§ **Set exercise**
Output all the data exactly. Pictures do not belong in the copy.

Collected data entries

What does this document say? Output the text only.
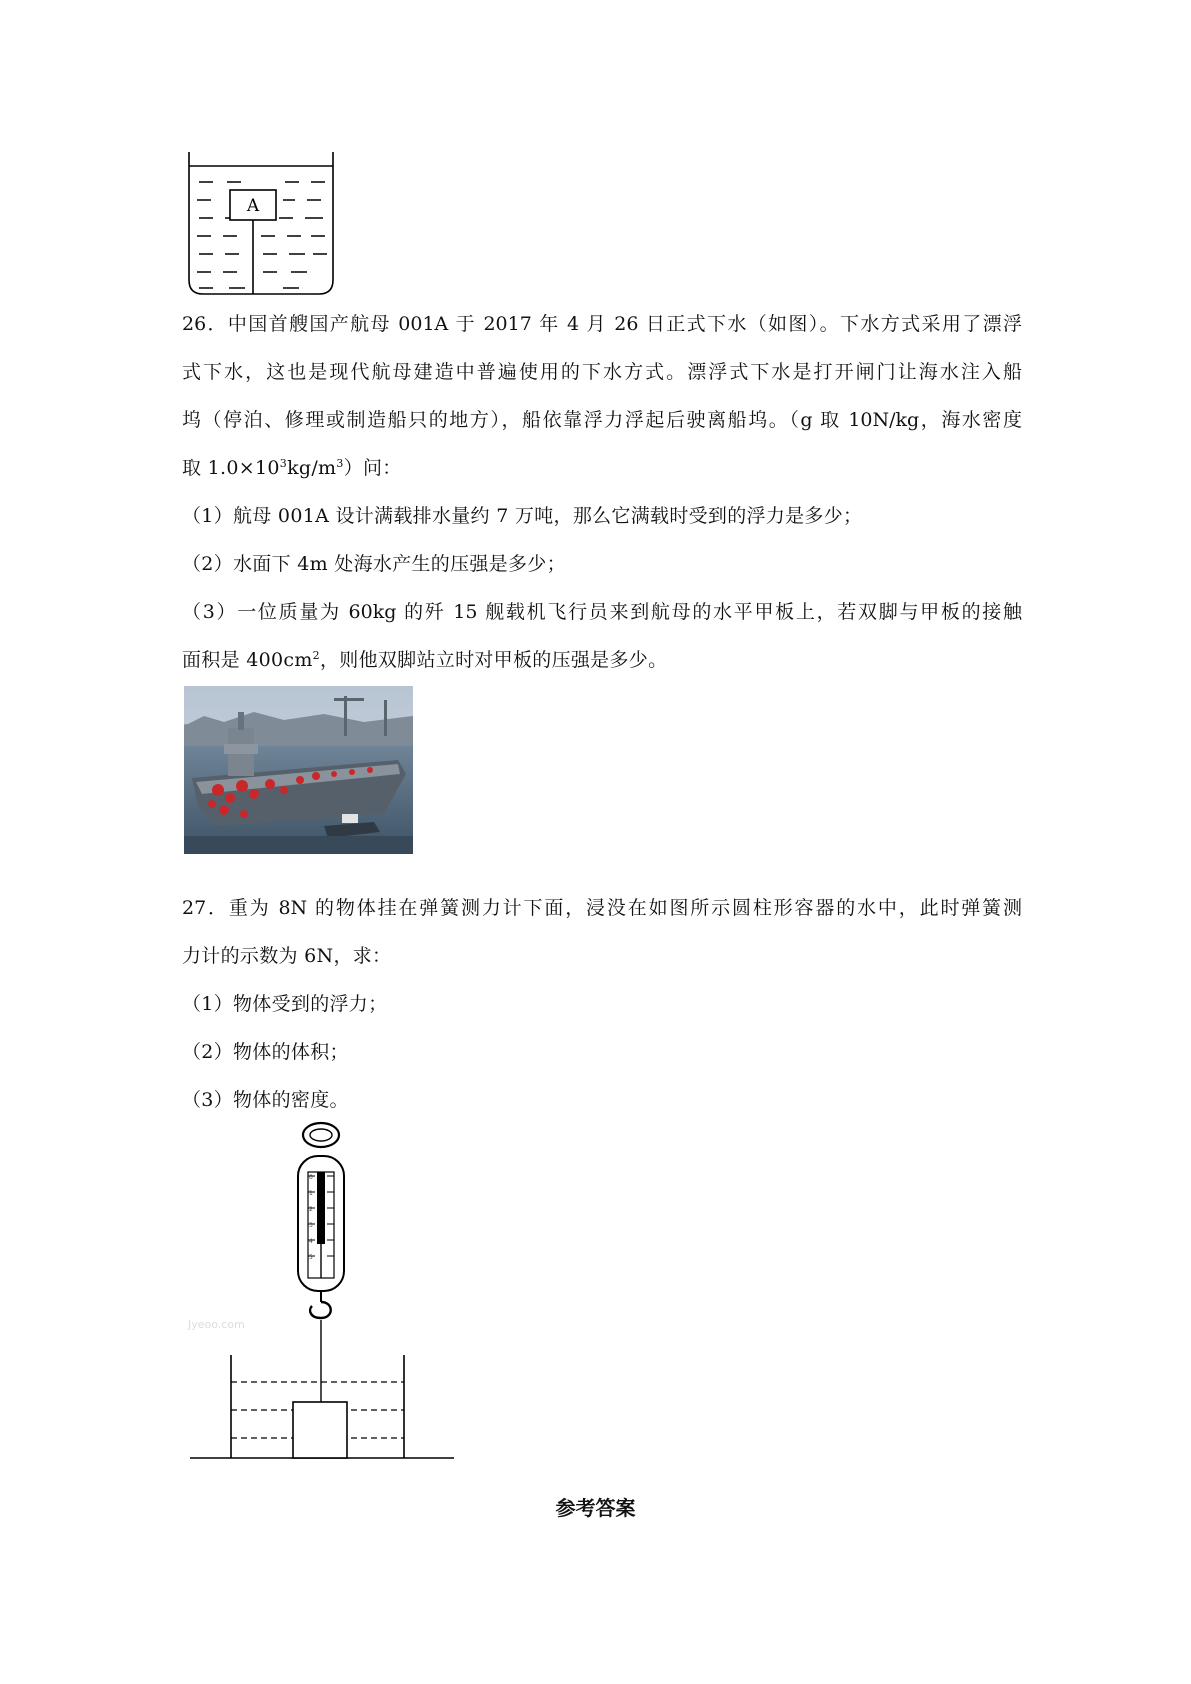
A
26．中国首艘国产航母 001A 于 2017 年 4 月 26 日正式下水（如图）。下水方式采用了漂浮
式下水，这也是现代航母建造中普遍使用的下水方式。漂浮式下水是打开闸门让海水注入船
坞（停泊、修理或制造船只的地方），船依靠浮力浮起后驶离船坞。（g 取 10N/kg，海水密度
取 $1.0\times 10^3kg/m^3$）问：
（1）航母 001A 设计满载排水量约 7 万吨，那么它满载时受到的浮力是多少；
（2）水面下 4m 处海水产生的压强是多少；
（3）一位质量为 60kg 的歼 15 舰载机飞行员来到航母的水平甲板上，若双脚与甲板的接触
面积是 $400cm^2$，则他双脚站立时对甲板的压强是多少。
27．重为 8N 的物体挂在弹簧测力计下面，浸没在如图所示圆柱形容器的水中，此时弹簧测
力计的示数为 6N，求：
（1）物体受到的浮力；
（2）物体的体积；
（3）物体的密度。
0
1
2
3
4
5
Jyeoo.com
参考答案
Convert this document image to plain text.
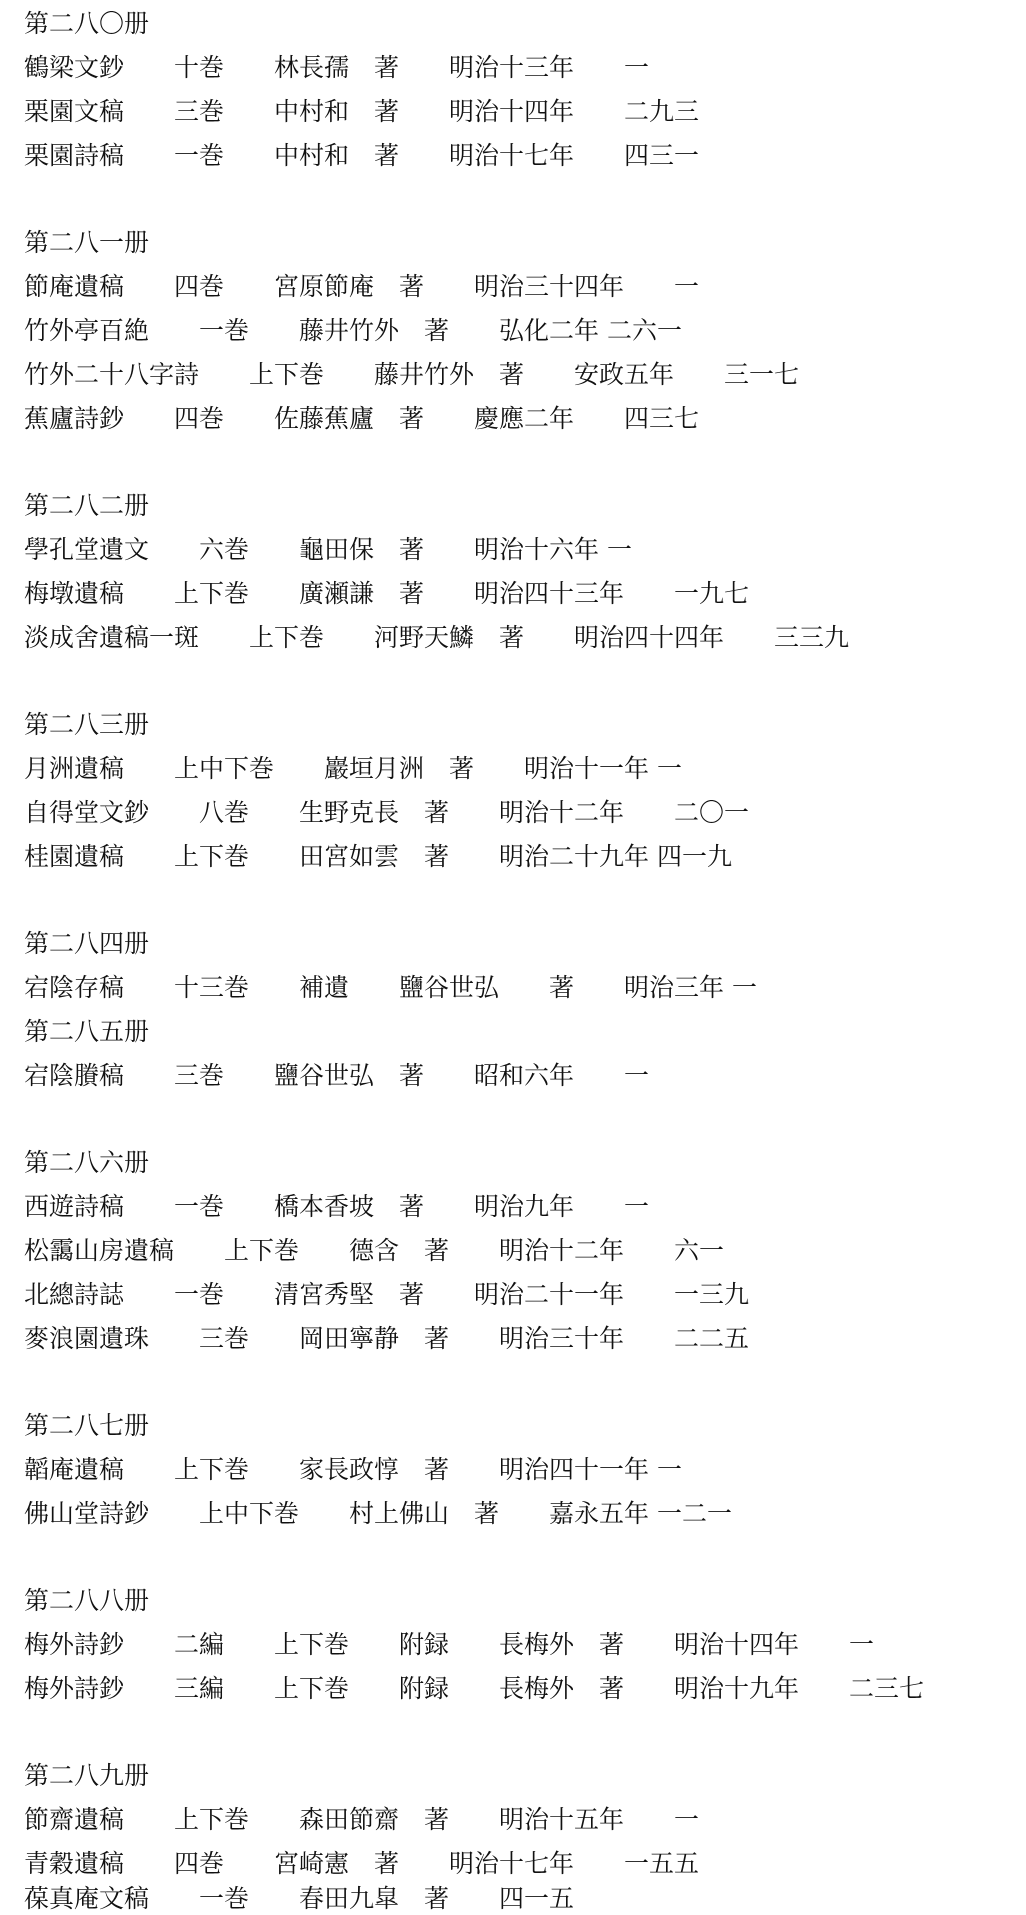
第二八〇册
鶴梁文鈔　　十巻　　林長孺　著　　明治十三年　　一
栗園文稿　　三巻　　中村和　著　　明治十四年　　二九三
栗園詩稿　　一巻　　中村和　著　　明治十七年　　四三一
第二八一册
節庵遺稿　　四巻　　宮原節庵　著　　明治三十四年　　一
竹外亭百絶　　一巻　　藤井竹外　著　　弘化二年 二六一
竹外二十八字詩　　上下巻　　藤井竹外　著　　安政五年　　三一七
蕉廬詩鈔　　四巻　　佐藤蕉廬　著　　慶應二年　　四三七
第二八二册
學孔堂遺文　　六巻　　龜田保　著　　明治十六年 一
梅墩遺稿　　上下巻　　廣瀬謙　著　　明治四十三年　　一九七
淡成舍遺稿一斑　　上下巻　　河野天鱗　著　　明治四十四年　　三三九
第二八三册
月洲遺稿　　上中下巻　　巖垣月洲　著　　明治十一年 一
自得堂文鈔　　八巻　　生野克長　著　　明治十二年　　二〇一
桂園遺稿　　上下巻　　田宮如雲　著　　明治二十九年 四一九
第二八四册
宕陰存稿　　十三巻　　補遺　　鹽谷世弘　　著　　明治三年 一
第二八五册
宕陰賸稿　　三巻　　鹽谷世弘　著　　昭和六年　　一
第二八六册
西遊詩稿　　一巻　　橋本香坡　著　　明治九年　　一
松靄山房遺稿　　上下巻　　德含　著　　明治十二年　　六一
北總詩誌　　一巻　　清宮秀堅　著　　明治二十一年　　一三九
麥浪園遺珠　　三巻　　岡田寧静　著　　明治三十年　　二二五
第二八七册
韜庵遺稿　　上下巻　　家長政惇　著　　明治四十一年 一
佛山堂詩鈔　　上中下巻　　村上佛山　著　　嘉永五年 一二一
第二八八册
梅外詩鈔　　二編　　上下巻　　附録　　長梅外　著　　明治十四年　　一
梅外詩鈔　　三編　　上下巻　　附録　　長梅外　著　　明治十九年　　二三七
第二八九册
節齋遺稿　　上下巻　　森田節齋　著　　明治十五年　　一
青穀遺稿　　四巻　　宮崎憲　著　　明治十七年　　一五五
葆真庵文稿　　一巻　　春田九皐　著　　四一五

§ **Final result**
What does this document say? Output the text only.
A
26．中国首艘国产航母 001A 于 2017 年 4 月 26 日正式下水（如图）。下水方式采用了漂浮
式下水，这也是现代航母建造中普遍使用的下水方式。漂浮式下水是打开闸门让海水注入船
坞（停泊、修理或制造船只的地方），船依靠浮力浮起后驶离船坞。（g 取 10N/kg，海水密度
取 $1.0\times 10^3kg/m^3$）问：
（1）航母 001A 设计满载排水量约 7 万吨，那么它满载时受到的浮力是多少；
（2）水面下 4m 处海水产生的压强是多少；
（3）一位质量为 60kg 的歼 15 舰载机飞行员来到航母的水平甲板上，若双脚与甲板的接触
面积是 $400cm^2$，则他双脚站立时对甲板的压强是多少。
27．重为 8N 的物体挂在弹簧测力计下面，浸没在如图所示圆柱形容器的水中，此时弹簧测
力计的示数为 6N，求：
（1）物体受到的浮力；
（2）物体的体积；
（3）物体的密度。
0
1
2
3
4
5
Jyeoo.com
参考答案
Convert this document image to plain text.
第二八〇册
鶴梁文鈔　　十巻　　林長孺　著　　明治十三年　　一
栗園文稿　　三巻　　中村和　著　　明治十四年　　二九三
栗園詩稿　　一巻　　中村和　著　　明治十七年　　四三一
第二八一册
節庵遺稿　　四巻　　宮原節庵　著　　明治三十四年　　一
竹外亭百絶　　一巻　　藤井竹外　著　　弘化二年 二六一
竹外二十八字詩　　上下巻　　藤井竹外　著　　安政五年　　三一七
蕉廬詩鈔　　四巻　　佐藤蕉廬　著　　慶應二年　　四三七
第二八二册
學孔堂遺文　　六巻　　龜田保　著　　明治十六年 一
梅墩遺稿　　上下巻　　廣瀬謙　著　　明治四十三年　　一九七
淡成舍遺稿一斑　　上下巻　　河野天鱗　著　　明治四十四年　　三三九
第二八三册
月洲遺稿　　上中下巻　　巖垣月洲　著　　明治十一年 一
自得堂文鈔　　八巻　　生野克長　著　　明治十二年　　二〇一
桂園遺稿　　上下巻　　田宮如雲　著　　明治二十九年 四一九
第二八四册
宕陰存稿　　十三巻　　補遺　　鹽谷世弘　　著　　明治三年 一
第二八五册
宕陰賸稿　　三巻　　鹽谷世弘　著　　昭和六年　　一
第二八六册
西遊詩稿　　一巻　　橋本香坡　著　　明治九年　　一
松靄山房遺稿　　上下巻　　德含　著　　明治十二年　　六一
北總詩誌　　一巻　　清宮秀堅　著　　明治二十一年　　一三九
麥浪園遺珠　　三巻　　岡田寧静　著　　明治三十年　　二二五
第二八七册
韜庵遺稿　　上下巻　　家長政惇　著　　明治四十一年 一
佛山堂詩鈔　　上中下巻　　村上佛山　著　　嘉永五年 一二一
第二八八册
梅外詩鈔　　二編　　上下巻　　附録　　長梅外　著　　明治十四年　　一
梅外詩鈔　　三編　　上下巻　　附録　　長梅外　著　　明治十九年　　二三七
第二八九册
節齋遺稿　　上下巻　　森田節齋　著　　明治十五年　　一
青穀遺稿　　四巻　　宮崎憲　著　　明治十七年　　一五五
葆真庵文稿　　一巻　　春田九皐　著　　四一五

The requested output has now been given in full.